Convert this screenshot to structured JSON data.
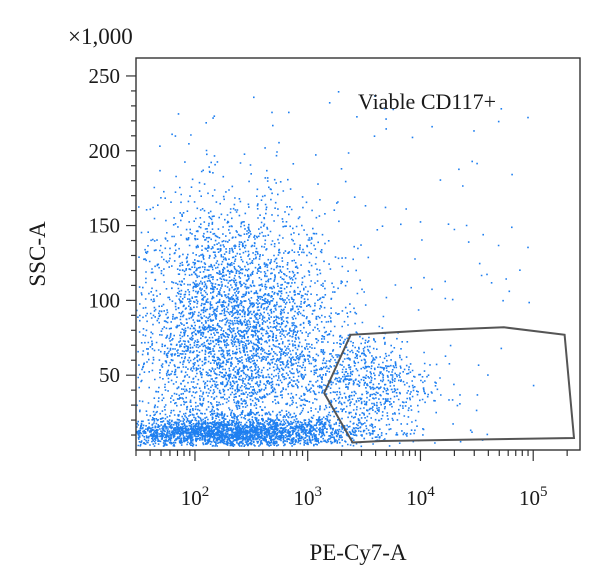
{
  "chart_data": {
    "type": "scatter",
    "title": "",
    "xlabel": "PE-Cy7-A",
    "ylabel": "SSC-A",
    "y_multiplier_label": "×1,000",
    "x_scale": "log",
    "xlim": [
      30,
      260000
    ],
    "ylim": [
      0,
      262
    ],
    "x_ticks": [
      {
        "value": 100,
        "base": "10",
        "exp": "2"
      },
      {
        "value": 1000,
        "base": "10",
        "exp": "3"
      },
      {
        "value": 10000,
        "base": "10",
        "exp": "4"
      },
      {
        "value": 100000,
        "base": "10",
        "exp": "5"
      }
    ],
    "y_ticks": [
      {
        "value": 50,
        "label": "50"
      },
      {
        "value": 100,
        "label": "100"
      },
      {
        "value": 150,
        "label": "150"
      },
      {
        "value": 200,
        "label": "200"
      },
      {
        "value": 250,
        "label": "250"
      }
    ],
    "grid": false,
    "point_color": "#1e7ff0",
    "gate": {
      "name": "Viable CD117+",
      "color": "#555555",
      "vertices": [
        [
          1400,
          38
        ],
        [
          2400,
          77
        ],
        [
          12000,
          80
        ],
        [
          55000,
          82
        ],
        [
          190000,
          77
        ],
        [
          230000,
          8
        ],
        [
          4500,
          6
        ],
        [
          2500,
          5
        ]
      ]
    },
    "populations": [
      {
        "description": "main cluster",
        "x_log_center": 2.35,
        "x_log_sd": 0.45,
        "y_center": 75,
        "y_sd": 45
      },
      {
        "description": "low SSC band",
        "x_log_center": 2.3,
        "x_log_sd": 0.6,
        "y_center": 12,
        "y_sd": 5
      },
      {
        "description": "CD117+ cluster",
        "x_log_center": 3.5,
        "x_log_sd": 0.3,
        "y_center": 45,
        "y_sd": 18
      }
    ]
  }
}
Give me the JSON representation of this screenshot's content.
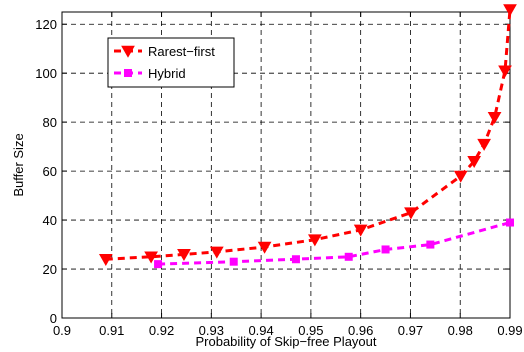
{
  "chart_data": {
    "type": "line",
    "xlabel": "Probability of Skip−free Playout",
    "ylabel": "Buffer Size",
    "xlim": [
      0.9,
      0.99
    ],
    "ylim": [
      0,
      125
    ],
    "x_ticks": [
      0.9,
      0.91,
      0.92,
      0.93,
      0.94,
      0.95,
      0.96,
      0.97,
      0.98,
      0.99
    ],
    "x_tick_labels": [
      "0.9",
      "0.91",
      "0.92",
      "0.93",
      "0.94",
      "0.95",
      "0.96",
      "0.97",
      "0.98",
      "0.99"
    ],
    "y_ticks": [
      0,
      20,
      40,
      60,
      80,
      100,
      120
    ],
    "y_tick_labels": [
      "0",
      "20",
      "40",
      "60",
      "80",
      "100",
      "120"
    ],
    "grid": true,
    "legend_position": "top-left",
    "series": [
      {
        "name": "Rarest−first",
        "color": "#ff0000",
        "line_style": "dashed",
        "marker": "triangle-down",
        "x": [
          0.9088,
          0.9179,
          0.9245,
          0.9311,
          0.9407,
          0.9508,
          0.96,
          0.9701,
          0.9801,
          0.9828,
          0.9848,
          0.9869,
          0.989,
          0.99
        ],
        "y": [
          24,
          25,
          26,
          27,
          29,
          32,
          36,
          43,
          58,
          64,
          71,
          82,
          101,
          126
        ]
      },
      {
        "name": "Hybrid",
        "color": "#ff00ff",
        "line_style": "dashed",
        "marker": "square",
        "x": [
          0.9193,
          0.9345,
          0.947,
          0.9576,
          0.965,
          0.974,
          0.99
        ],
        "y": [
          22,
          23,
          24,
          25,
          28,
          30,
          39
        ]
      }
    ]
  }
}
----
GOAL. Find the word "description" in the data and show each line that holds it.

TASK ANSWER.
        "description": "main cluster",
        "description": "low SSC band",
        "description": "CD117+ cluster",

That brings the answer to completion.